▸ Required task
Reproduce the records below in full and word for word, excluding pictures.

▸ Records for this task
━━━

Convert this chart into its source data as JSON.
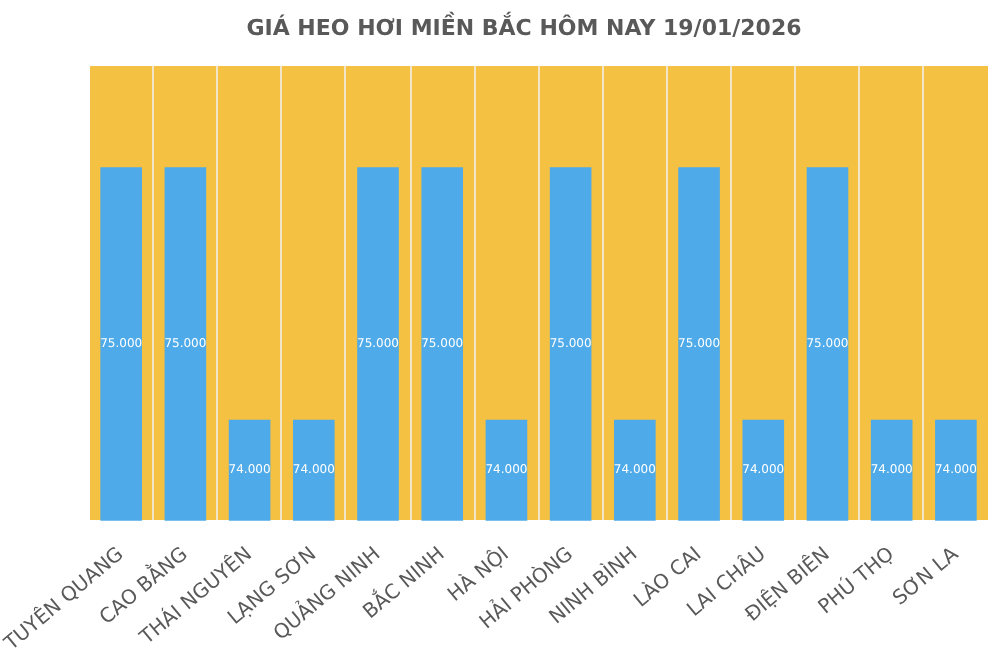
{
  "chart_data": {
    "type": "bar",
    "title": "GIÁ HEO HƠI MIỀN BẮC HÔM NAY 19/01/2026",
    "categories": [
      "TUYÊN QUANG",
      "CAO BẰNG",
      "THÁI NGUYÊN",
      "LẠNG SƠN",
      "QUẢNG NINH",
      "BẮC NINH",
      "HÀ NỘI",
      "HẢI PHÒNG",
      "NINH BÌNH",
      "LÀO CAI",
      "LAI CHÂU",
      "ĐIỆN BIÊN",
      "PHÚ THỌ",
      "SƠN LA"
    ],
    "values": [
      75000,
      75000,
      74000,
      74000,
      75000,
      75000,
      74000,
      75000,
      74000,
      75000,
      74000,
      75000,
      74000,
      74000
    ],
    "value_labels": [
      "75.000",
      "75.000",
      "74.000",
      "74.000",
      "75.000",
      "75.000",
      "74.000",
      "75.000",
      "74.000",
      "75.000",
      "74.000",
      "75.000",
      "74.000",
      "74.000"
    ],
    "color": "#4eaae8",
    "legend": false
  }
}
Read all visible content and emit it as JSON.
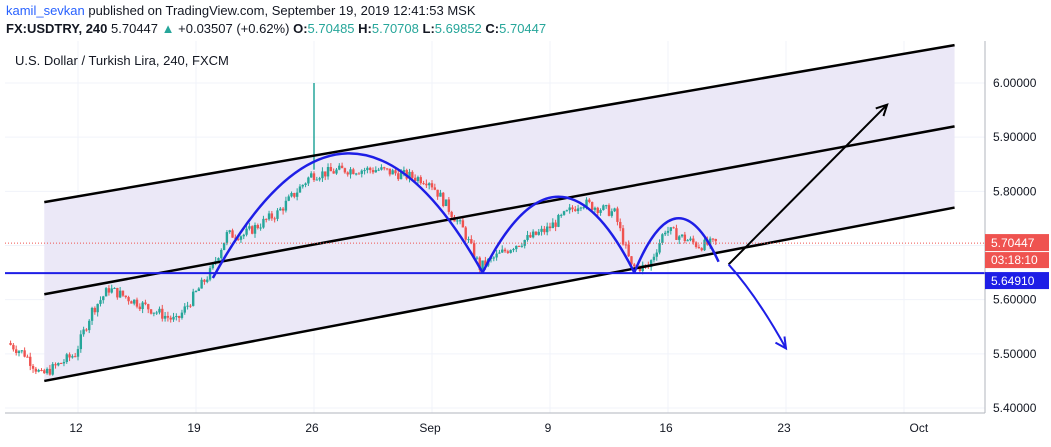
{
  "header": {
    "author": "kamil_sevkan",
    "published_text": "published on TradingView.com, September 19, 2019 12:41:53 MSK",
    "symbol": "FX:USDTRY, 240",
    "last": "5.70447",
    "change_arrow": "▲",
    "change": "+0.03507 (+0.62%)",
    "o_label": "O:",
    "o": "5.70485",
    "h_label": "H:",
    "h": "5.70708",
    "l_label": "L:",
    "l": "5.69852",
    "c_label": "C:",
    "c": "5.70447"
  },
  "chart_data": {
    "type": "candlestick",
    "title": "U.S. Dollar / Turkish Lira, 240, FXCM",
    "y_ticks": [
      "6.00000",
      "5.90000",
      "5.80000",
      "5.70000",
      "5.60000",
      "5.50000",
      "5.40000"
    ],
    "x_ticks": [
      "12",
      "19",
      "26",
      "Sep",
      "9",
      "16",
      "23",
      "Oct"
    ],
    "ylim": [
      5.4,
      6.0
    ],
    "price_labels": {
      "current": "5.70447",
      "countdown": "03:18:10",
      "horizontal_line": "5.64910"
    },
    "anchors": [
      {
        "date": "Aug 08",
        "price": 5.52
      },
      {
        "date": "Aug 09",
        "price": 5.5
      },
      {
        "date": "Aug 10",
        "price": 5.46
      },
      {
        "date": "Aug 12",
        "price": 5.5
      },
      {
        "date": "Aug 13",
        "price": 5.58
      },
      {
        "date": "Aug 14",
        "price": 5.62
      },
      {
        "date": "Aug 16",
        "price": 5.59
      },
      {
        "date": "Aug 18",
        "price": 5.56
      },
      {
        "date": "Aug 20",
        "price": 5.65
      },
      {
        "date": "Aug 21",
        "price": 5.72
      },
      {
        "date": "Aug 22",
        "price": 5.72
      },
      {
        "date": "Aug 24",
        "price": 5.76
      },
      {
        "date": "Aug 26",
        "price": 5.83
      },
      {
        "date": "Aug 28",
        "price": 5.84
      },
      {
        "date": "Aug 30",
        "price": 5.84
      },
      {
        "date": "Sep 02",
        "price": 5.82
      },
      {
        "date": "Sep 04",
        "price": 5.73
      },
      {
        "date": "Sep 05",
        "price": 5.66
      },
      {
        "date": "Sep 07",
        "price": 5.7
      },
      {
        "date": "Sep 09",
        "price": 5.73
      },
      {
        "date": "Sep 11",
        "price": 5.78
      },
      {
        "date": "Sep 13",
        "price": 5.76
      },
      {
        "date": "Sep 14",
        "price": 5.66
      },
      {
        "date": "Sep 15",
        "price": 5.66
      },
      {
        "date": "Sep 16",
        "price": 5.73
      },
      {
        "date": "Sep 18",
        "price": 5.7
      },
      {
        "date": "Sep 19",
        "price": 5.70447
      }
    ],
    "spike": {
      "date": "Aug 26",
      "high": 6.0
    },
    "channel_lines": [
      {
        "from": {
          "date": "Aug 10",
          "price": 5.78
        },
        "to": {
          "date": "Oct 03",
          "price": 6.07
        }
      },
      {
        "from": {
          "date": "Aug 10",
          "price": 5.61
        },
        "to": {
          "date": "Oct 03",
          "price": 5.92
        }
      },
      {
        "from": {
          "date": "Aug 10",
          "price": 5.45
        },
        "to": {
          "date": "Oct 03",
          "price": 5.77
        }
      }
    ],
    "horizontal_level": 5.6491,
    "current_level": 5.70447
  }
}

━━━

▸ Solution for this task
Convert this chart into its source data as JSON.
{
  "chart_data": {
    "type": "bar",
    "title": "GIÁ HEO HƠI MIỀN BẮC HÔM NAY 19/01/2026",
    "categories": [
      "TUYÊN QUANG",
      "CAO BẰNG",
      "THÁI NGUYÊN",
      "LẠNG SƠN",
      "QUẢNG NINH",
      "BẮC NINH",
      "HÀ NỘI",
      "HẢI PHÒNG",
      "NINH BÌNH",
      "LÀO CAI",
      "LAI CHÂU",
      "ĐIỆN BIÊN",
      "PHÚ THỌ",
      "SƠN LA"
    ],
    "values": [
      75000,
      75000,
      74000,
      74000,
      75000,
      75000,
      74000,
      75000,
      74000,
      75000,
      74000,
      75000,
      74000,
      74000
    ],
    "value_labels": [
      "75.000",
      "75.000",
      "74.000",
      "74.000",
      "75.000",
      "75.000",
      "74.000",
      "75.000",
      "74.000",
      "75.000",
      "74.000",
      "75.000",
      "74.000",
      "74.000"
    ],
    "color": "#4eaae8",
    "legend": false
  }
}
Read all visible content and emit it as JSON.
{
  "header": {
    "author": "kamil_sevkan",
    "published_text": "published on TradingView.com, September 19, 2019 12:41:53 MSK",
    "symbol": "FX:USDTRY, 240",
    "last": "5.70447",
    "change_arrow": "▲",
    "change": "+0.03507 (+0.62%)",
    "o_label": "O:",
    "o": "5.70485",
    "h_label": "H:",
    "h": "5.70708",
    "l_label": "L:",
    "l": "5.69852",
    "c_label": "C:",
    "c": "5.70447"
  },
  "chart_data": {
    "type": "candlestick",
    "title": "U.S. Dollar / Turkish Lira, 240, FXCM",
    "y_ticks": [
      "6.00000",
      "5.90000",
      "5.80000",
      "5.70000",
      "5.60000",
      "5.50000",
      "5.40000"
    ],
    "x_ticks": [
      "12",
      "19",
      "26",
      "Sep",
      "9",
      "16",
      "23",
      "Oct"
    ],
    "ylim": [
      5.4,
      6.0
    ],
    "price_labels": {
      "current": "5.70447",
      "countdown": "03:18:10",
      "horizontal_line": "5.64910"
    },
    "anchors": [
      {
        "date": "Aug 08",
        "price": 5.52
      },
      {
        "date": "Aug 09",
        "price": 5.5
      },
      {
        "date": "Aug 10",
        "price": 5.46
      },
      {
        "date": "Aug 12",
        "price": 5.5
      },
      {
        "date": "Aug 13",
        "price": 5.58
      },
      {
        "date": "Aug 14",
        "price": 5.62
      },
      {
        "date": "Aug 16",
        "price": 5.59
      },
      {
        "date": "Aug 18",
        "price": 5.56
      },
      {
        "date": "Aug 20",
        "price": 5.65
      },
      {
        "date": "Aug 21",
        "price": 5.72
      },
      {
        "date": "Aug 22",
        "price": 5.72
      },
      {
        "date": "Aug 24",
        "price": 5.76
      },
      {
        "date": "Aug 26",
        "price": 5.83
      },
      {
        "date": "Aug 28",
        "price": 5.84
      },
      {
        "date": "Aug 30",
        "price": 5.84
      },
      {
        "date": "Sep 02",
        "price": 5.82
      },
      {
        "date": "Sep 04",
        "price": 5.73
      },
      {
        "date": "Sep 05",
        "price": 5.66
      },
      {
        "date": "Sep 07",
        "price": 5.7
      },
      {
        "date": "Sep 09",
        "price": 5.73
      },
      {
        "date": "Sep 11",
        "price": 5.78
      },
      {
        "date": "Sep 13",
        "price": 5.76
      },
      {
        "date": "Sep 14",
        "price": 5.66
      },
      {
        "date": "Sep 15",
        "price": 5.66
      },
      {
        "date": "Sep 16",
        "price": 5.73
      },
      {
        "date": "Sep 18",
        "price": 5.7
      },
      {
        "date": "Sep 19",
        "price": 5.70447
      }
    ],
    "spike": {
      "date": "Aug 26",
      "high": 6.0
    },
    "channel_lines": [
      {
        "from": {
          "date": "Aug 10",
          "price": 5.78
        },
        "to": {
          "date": "Oct 03",
          "price": 6.07
        }
      },
      {
        "from": {
          "date": "Aug 10",
          "price": 5.61
        },
        "to": {
          "date": "Oct 03",
          "price": 5.92
        }
      },
      {
        "from": {
          "date": "Aug 10",
          "price": 5.45
        },
        "to": {
          "date": "Oct 03",
          "price": 5.77
        }
      }
    ],
    "horizontal_level": 5.6491,
    "current_level": 5.70447
  }
}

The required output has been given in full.